# Given instruction
Quote all of the data that follows exactly as written, skipping the images.

## START Task data

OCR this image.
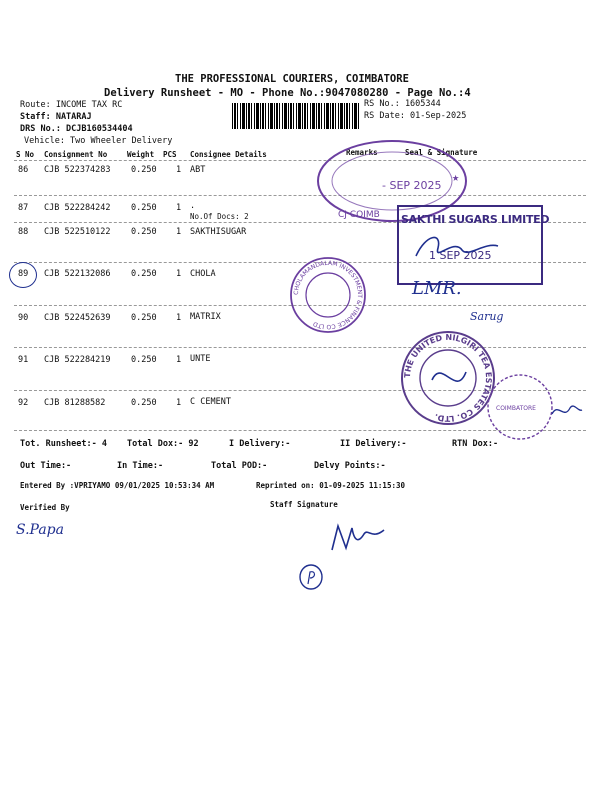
THE PROFESSIONAL COURIERS, COIMBATORE
Delivery Runsheet - MO - Phone No.:9047080280 - Page No.:4
Route: INCOME TAX RC
Staff: NATARAJ
DRS No.: DCJB160534404
Vehicle: Two Wheeler Delivery
RS No.: 1605344
RS Date: 01-Sep-2025
S No Consignment No	Weight PCS Consignee Details	Remarks	Seal & Signature
86 CJB 522374283 0.250 1 ABT
87 CJB 522284242 0.250 1 .
No.Of Docs: 2
88 CJB 522510122 0.250 1 SAKTHISUGAR
89 CJB 522132086 0.250 1 CHOLA
90 CJB 522452639 0.250 1 MATRIX
91 CJB 522284219 0.250 1 UNTE
92 CJB 81288582	0.250 1 C CEMENT
Tot. Runsheet:- 4 Total Dox:- 92	I Delivery:-	II Delivery:-	RTN Dox:-
Out Time:-	In Time:-	Total POD:-	Delvy Points:-
Entered By :VPRIYAMO 09/01/2025 10:53:34 AM	Reprinted on: 01-09-2025 11:15:30
Verified By	Staff Signature
- SEP 2025
CJ COIMB
★
SAKTHI SUGARS LIMITED
1 SEP 2025
LMR.
CHOLAMANDALAM INVESTMENT & FINANCE CO LTD
Sarug
THE UNITED NILGIRI TEA ESTATES CO. LTD.
COIMBATORE
S.Papa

## END Task data

# The answer
OCR this image.
THE PROFESSIONAL COURIERS, COIMBATORE
Delivery Runsheet - MO - Phone No.:9047080280 - Page No.:4
Route: INCOME TAX RC
Staff: NATARAJ
DRS No.: DCJB160534404
Vehicle: Two Wheeler Delivery
RS No.: 1605344
RS Date: 01-Sep-2025
S No Consignment No	Weight PCS Consignee Details	Remarks	Seal & Signature
86 CJB 522374283 0.250 1 ABT
87 CJB 522284242 0.250 1 .
No.Of Docs: 2
88 CJB 522510122 0.250 1 SAKTHISUGAR
89 CJB 522132086 0.250 1 CHOLA
90 CJB 522452639 0.250 1 MATRIX
91 CJB 522284219 0.250 1 UNTE
92 CJB 81288582	0.250 1 C CEMENT
Tot. Runsheet:- 4 Total Dox:- 92	I Delivery:-	II Delivery:-	RTN Dox:-
Out Time:-	In Time:-	Total POD:-	Delvy Points:-
Entered By :VPRIYAMO 09/01/2025 10:53:34 AM	Reprinted on: 01-09-2025 11:15:30
Verified By	Staff Signature
- SEP 2025
CJ COIMB
★
SAKTHI SUGARS LIMITED
1 SEP 2025
LMR.
CHOLAMANDALAM INVESTMENT & FINANCE CO LTD
Sarug
THE UNITED NILGIRI TEA ESTATES CO. LTD.
COIMBATORE
S.Papa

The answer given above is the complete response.